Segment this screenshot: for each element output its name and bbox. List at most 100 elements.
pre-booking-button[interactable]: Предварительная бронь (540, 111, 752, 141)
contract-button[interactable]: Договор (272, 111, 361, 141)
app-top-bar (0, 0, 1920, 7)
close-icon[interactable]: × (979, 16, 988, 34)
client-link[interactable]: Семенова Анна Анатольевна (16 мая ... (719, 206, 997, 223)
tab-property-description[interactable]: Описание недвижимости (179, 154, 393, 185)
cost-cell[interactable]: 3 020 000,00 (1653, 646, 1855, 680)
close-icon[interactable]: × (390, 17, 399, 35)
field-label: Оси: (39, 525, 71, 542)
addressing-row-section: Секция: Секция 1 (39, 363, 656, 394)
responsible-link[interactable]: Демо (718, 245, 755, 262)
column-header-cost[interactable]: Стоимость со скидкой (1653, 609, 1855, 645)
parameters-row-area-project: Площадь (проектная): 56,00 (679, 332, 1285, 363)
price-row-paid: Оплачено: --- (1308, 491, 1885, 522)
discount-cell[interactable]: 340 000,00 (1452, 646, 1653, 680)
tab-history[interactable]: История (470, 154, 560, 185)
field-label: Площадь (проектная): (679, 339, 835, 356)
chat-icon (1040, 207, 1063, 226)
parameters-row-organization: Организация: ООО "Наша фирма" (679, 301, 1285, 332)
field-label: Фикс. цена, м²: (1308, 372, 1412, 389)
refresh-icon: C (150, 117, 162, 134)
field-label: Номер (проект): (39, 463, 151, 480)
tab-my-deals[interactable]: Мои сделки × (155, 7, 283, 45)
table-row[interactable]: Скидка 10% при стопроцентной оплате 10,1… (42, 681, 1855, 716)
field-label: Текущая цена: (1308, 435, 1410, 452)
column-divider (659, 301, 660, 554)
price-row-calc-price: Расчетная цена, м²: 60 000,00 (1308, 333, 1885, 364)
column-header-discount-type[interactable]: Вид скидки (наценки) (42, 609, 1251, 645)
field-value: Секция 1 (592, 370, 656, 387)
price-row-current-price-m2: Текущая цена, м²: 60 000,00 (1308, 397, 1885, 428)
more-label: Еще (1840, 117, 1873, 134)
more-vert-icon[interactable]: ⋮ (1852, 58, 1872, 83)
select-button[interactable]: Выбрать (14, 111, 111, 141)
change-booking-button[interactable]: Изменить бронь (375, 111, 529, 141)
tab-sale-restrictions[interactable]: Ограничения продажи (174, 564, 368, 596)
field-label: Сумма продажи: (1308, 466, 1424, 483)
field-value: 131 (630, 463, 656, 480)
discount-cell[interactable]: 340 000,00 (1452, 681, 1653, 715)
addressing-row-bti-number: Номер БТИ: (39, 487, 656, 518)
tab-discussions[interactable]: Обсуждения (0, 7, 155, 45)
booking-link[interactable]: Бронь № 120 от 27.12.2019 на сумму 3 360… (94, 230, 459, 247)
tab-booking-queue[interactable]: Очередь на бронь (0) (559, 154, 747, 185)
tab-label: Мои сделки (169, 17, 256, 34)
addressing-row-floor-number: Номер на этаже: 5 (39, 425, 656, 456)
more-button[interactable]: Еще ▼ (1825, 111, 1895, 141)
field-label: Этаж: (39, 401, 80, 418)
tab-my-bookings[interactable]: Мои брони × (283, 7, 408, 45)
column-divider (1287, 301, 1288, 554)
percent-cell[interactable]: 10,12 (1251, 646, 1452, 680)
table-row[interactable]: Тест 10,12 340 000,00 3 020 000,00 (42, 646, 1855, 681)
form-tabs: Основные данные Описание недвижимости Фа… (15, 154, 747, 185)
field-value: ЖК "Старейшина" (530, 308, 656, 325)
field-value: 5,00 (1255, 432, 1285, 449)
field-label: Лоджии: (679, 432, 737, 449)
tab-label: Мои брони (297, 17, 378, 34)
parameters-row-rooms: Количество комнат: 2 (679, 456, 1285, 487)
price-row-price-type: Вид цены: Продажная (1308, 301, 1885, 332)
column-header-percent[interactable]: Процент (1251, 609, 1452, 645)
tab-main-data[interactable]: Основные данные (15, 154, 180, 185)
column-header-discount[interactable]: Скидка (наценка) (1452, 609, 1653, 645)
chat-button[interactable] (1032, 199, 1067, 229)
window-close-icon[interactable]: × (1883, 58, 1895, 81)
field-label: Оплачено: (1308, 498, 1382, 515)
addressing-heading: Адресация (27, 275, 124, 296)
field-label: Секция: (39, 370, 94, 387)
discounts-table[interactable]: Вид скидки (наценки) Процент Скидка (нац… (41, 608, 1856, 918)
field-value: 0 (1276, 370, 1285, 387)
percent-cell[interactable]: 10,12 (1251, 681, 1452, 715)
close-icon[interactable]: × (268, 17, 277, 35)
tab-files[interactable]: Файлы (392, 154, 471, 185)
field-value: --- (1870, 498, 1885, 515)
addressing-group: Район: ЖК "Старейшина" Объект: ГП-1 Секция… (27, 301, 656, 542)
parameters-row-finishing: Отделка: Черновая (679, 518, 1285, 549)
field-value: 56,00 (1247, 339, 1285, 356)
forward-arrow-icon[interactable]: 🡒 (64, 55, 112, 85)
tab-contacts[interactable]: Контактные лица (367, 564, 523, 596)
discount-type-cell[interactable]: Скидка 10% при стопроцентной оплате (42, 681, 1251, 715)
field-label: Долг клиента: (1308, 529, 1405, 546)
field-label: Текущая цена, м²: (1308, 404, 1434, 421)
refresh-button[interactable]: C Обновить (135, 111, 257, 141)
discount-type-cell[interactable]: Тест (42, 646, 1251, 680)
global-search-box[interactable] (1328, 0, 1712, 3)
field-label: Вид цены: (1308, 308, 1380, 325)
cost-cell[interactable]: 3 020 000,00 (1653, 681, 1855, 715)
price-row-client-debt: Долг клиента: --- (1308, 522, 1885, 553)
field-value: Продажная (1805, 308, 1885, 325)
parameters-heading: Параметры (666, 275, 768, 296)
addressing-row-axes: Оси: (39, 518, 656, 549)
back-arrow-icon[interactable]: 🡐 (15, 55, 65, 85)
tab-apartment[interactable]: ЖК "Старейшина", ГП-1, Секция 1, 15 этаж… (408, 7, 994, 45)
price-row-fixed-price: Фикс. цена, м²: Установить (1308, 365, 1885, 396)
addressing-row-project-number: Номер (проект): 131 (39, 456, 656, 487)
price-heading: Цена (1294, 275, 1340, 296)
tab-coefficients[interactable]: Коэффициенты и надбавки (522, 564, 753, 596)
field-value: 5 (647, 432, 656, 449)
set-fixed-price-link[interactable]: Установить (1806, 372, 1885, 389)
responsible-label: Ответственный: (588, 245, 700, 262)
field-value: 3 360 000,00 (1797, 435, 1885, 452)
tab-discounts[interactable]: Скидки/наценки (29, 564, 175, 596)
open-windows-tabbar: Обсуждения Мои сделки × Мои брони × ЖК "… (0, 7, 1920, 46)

- - - -

Pick out every line in the records above that contains the string "header", and copy each of those lines.

> _RESULT FOR THIS TASK_:
column-header-cost[interactable]: Стоимость со скидкой (1653, 609, 1855, 645)
column-header-discount-type[interactable]: Вид скидки (наценки) (42, 609, 1251, 645)
column-header-percent[interactable]: Процент (1251, 609, 1452, 645)
column-header-discount[interactable]: Скидка (наценка) (1452, 609, 1653, 645)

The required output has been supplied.